Problem requirements ▸
Only one thing is required: the number of lines in the entries below that contain "Ontario".

***** Data for this task *****

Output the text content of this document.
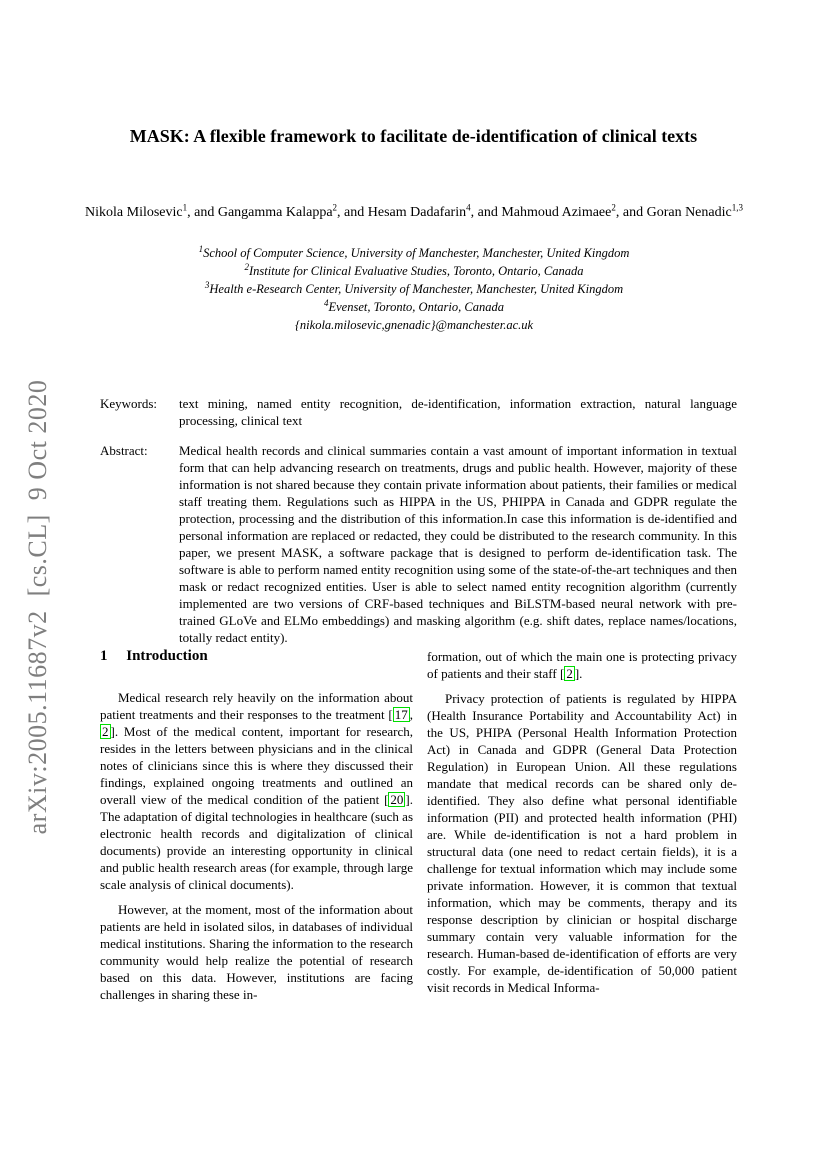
arXiv:2005.11687v2  [cs.CL]  9 Oct 2020
MASK: A flexible framework to facilitate de-identification of clinical texts
Nikola Milosevic$^1$, and Gangamma Kalappa$^2$, and Hesam Dadafarin$^4$, and Mahmoud Azimaee$^2$, and Goran Nenadic$^{1,3}$
$^1$School of Computer Science, University of Manchester, Manchester, United Kingdom
$^2$Institute for Clinical Evaluative Studies, Toronto, Ontario, Canada
$^3$Health e-Research Center, University of Manchester, Manchester, United Kingdom
$^4$Evenset, Toronto, Ontario, Canada
{nikola.milosevic,gnenadic}@manchester.ac.uk
Keywords:	text mining, named entity recognition, de-identification, information extraction, natural language processing, clinical text
Abstract:	Medical health records and clinical summaries contain a vast amount of important information in textual form that can help advancing research on treatments, drugs and public health. However, majority of these information is not shared because they contain private information about patients, their families or medical staff treating them. Regulations such as HIPPA in the US, PHIPPA in Canada and GDPR regulate the protection, processing and the distribution of this information.In case this information is de-identified and personal information are replaced or redacted, they could be distributed to the research community. In this paper, we present MASK, a software package that is designed to perform de-identification task. The software is able to perform named entity recognition using some of the state-of-the-art techniques and then mask or redact recognized entities. User is able to select named entity recognition algorithm (currently implemented are two versions of CRF-based techniques and BiLSTM-based neural network with pre-trained GLoVe and ELMo embeddings) and masking algorithm (e.g. shift dates, replace names/locations, totally redact entity).
1 Introduction

Medical research rely heavily on the information about patient treatments and their responses to the treatment [ 17 , 2 ]. Most of the medical content, important for research, resides in the letters between physicians and in the clinical notes of clinicians since this is where they discussed their findings, explained ongoing treatments and outlined an overall view of the medical condition of the patient [ 20 ]. The adaptation of digital technologies in healthcare (such as electronic health records and digitalization of clinical documents) provide an interesting opportunity in clinical and public health research areas (for example, through large scale analysis of clinical documents).

However, at the moment, most of the information about patients are held in isolated silos, in databases of individual medical institutions. Sharing the information to the research community would help realize the potential of research based on this data. However, institutions are facing challenges in sharing these in-

formation, out of which the main one is protecting privacy of patients and their staff [ 2 ].

Privacy protection of patients is regulated by HIPPA (Health Insurance Portability and Accountability Act) in the US, PHIPA (Personal Health Information Protection Act) in Canada and GDPR (General Data Protection Regulation) in European Union. All these regulations mandate that medical records can be shared only de-identified. They also define what personal identifiable information (PII) and protected health information (PHI) are. While de-identification is not a hard problem in structural data (one need to redact certain fields), it is a challenge for textual information which may include some private information. However, it is common that textual information, which may be comments, therapy and its response description by clinician or hospital discharge summary contain very valuable information for the research. Human-based de-identification of efforts are very costly. For example, de-identification of 50,000 patient visit records in Medical Informa-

*****

Written response ▸
2